9.12.2005   

FR

Journal officiel de l'Union européenne

L 323/57


RECOMMANDATION DU PARLEMENT EUROPÉEN ET DU CONSEIL

du 16 novembre 2005

sur le patrimoine cinématographique et la compétitivité des activités industrielles connexes

(2005/865/CE)

LE PARLEMENT EUROPÉEN ET LE CONSEIL DE L'UNION EUROPÉENNE,

vu le traité instituant la Communauté européenne, et notamment son article 157,

vu la proposition de la Commission (1),

vu l'avis du Comité économique et social européen (2),

après consultation du Comité des régions,

statuant conformément à la procédure visée à l'article 251 du traité (3),

considérant ce qui suit:

(1)

L'article 151, paragraphe 4, du traité prévoit que la Communauté tient compte des aspects culturels dans son action au titre d'autres dispositions du traité, afin notamment de respecter et de promouvoir la diversité de ses cultures.

(2)

La cinématographie est une forme d'art reposant sur un support fragile, qui nécessite, par conséquent, une action déterminée de la part des pouvoirs publics afin de garantir sa préservation. Les œuvres cinématographiques représentent une composante essentielle de notre patrimoine culturel et méritent dès lors d'être totalement protégées.

(3)

Outre leur valeur culturelle, les œuvres cinématographiques constituent une source d'informations sur l'histoire de la société européenne. Elles fournissent un témoignage historique détaillé de la richesse des identités culturelles de l'Europe et de la diversité des peuples qui la composent. Les images cinématographiques représentent un moyen essentiel pour découvrir le passé et mener une réflexion civique sur notre civilisation.

Tâches écrites
[1] D'après la recommandation sur le patrimoine cinématographique, sur quel type de support repose la cinématographie ?
[2] Rédigez la suite de la recommandation sur le patrimoine cinématographique en commençant par le considérant qui suit le dernier affiché.

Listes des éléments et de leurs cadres
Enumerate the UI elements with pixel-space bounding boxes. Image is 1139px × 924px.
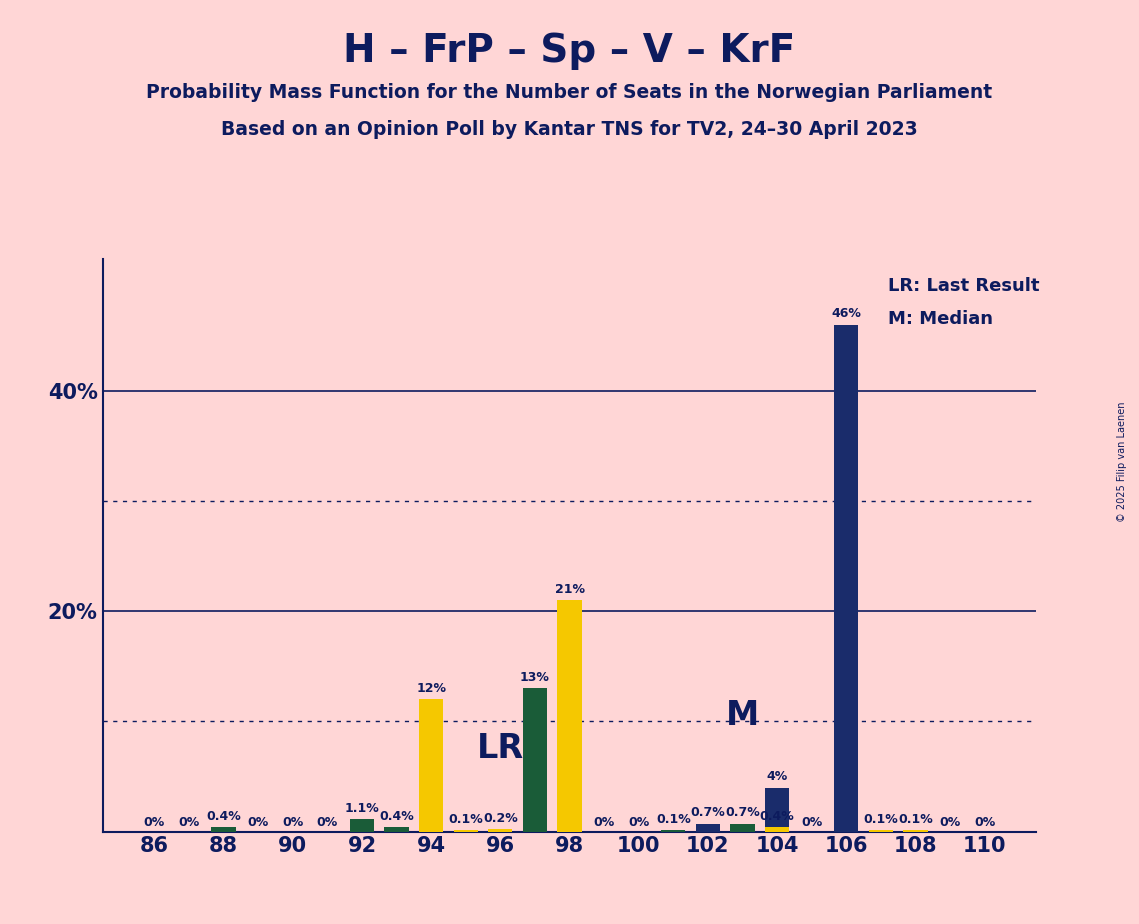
- Bar: [557, 601, 582, 832]
- Text: 0.7%: 0.7%: [726, 807, 760, 820]
- Bar: [350, 820, 374, 832]
- Bar: [385, 827, 409, 832]
- Text: 0%: 0%: [628, 816, 649, 829]
- Text: © 2025 Filip van Laenen: © 2025 Filip van Laenen: [1117, 402, 1126, 522]
- Text: 0.4%: 0.4%: [206, 809, 241, 822]
- Text: M: Median: M: Median: [887, 310, 993, 328]
- Text: 0.4%: 0.4%: [379, 809, 413, 822]
- Text: 0%: 0%: [282, 816, 303, 829]
- Text: 0.1%: 0.1%: [863, 813, 899, 826]
- Text: 0%: 0%: [974, 816, 995, 829]
- Bar: [903, 831, 927, 832]
- Bar: [419, 699, 443, 832]
- Text: 0%: 0%: [940, 816, 960, 829]
- Bar: [212, 827, 236, 832]
- Text: LR: Last Result: LR: Last Result: [887, 277, 1039, 296]
- Bar: [453, 831, 478, 832]
- Text: 0.2%: 0.2%: [483, 812, 518, 825]
- Text: 0.7%: 0.7%: [690, 807, 726, 820]
- Bar: [523, 688, 547, 832]
- Text: 12%: 12%: [416, 682, 446, 695]
- Text: 0.1%: 0.1%: [656, 813, 690, 826]
- Bar: [696, 824, 720, 832]
- Text: 0%: 0%: [144, 816, 165, 829]
- Text: 13%: 13%: [521, 671, 550, 684]
- Text: 0.4%: 0.4%: [760, 809, 794, 822]
- Bar: [730, 824, 754, 832]
- Bar: [765, 787, 789, 832]
- Bar: [489, 830, 513, 832]
- Text: 0.1%: 0.1%: [449, 813, 483, 826]
- Text: 0%: 0%: [179, 816, 199, 829]
- Text: 1.1%: 1.1%: [345, 802, 379, 815]
- Text: Probability Mass Function for the Number of Seats in the Norwegian Parliament: Probability Mass Function for the Number…: [147, 83, 992, 103]
- Bar: [661, 831, 686, 832]
- Text: Based on an Opinion Poll by Kantar TNS for TV2, 24–30 April 2023: Based on an Opinion Poll by Kantar TNS f…: [221, 120, 918, 140]
- Text: M: M: [726, 699, 759, 733]
- Bar: [869, 831, 893, 832]
- Text: 21%: 21%: [555, 583, 584, 596]
- Text: 0%: 0%: [317, 816, 338, 829]
- Text: H – FrP – Sp – V – KrF: H – FrP – Sp – V – KrF: [343, 32, 796, 70]
- Text: 0%: 0%: [593, 816, 615, 829]
- Text: 0%: 0%: [801, 816, 822, 829]
- Text: 0%: 0%: [247, 816, 269, 829]
- Text: 4%: 4%: [767, 770, 788, 784]
- Text: 0.1%: 0.1%: [898, 813, 933, 826]
- Text: LR: LR: [477, 733, 524, 765]
- Bar: [834, 325, 859, 832]
- Text: 46%: 46%: [831, 308, 861, 321]
- Bar: [765, 827, 789, 832]
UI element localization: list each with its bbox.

Réponses par tâche
[1] Sur un support fragile.

[2]
(4)

La présente recommandation vise à promouvoir une meilleure exploitation du potentiel industriel et culturel du patrimoine cinématographique européen en encourageant les politiques d'innovation, de recherche et de développement technologique dans le domaine de la conservation et de la restauration des œuvres cinématographiques. Les actions recommandées ci-après ont pour but de veiller à ce que les conditions nécessaires à la compétitivité de l'industrie cinématographique de la Communauté soient assurées et à accélérer l'évolution de la compétitivité de cette industrie.

(5)

Le patrimoine cinématographique est une composante importante de l'industrie cinématographique, et le fait d'en promouvoir la conservation, la restauration et l'exploitation peut contribuer à améliorer la compétitivité de cette industrie.

(6)

Le développement de l'industrie cinématographique européenne est d'une importance capitale pour l'Europe en raison de son potentiel notable en matière d'accès à la culture, de développement économique et de création d'emplois. Il ne s'agit pas uniquement de la production et de la projection de films, mais également de la collecte, du catalogage, de la préservation et de la restauration d'œuvres cinématographiques. Les conditions nécessaires à la compétitivité de ces activités industrielles liées au patrimoine cinématographique doivent être améliorées, notamment en ce qui concerne la meilleure utilisation des nouveautés technologiques, telles que la numérisation.

(7)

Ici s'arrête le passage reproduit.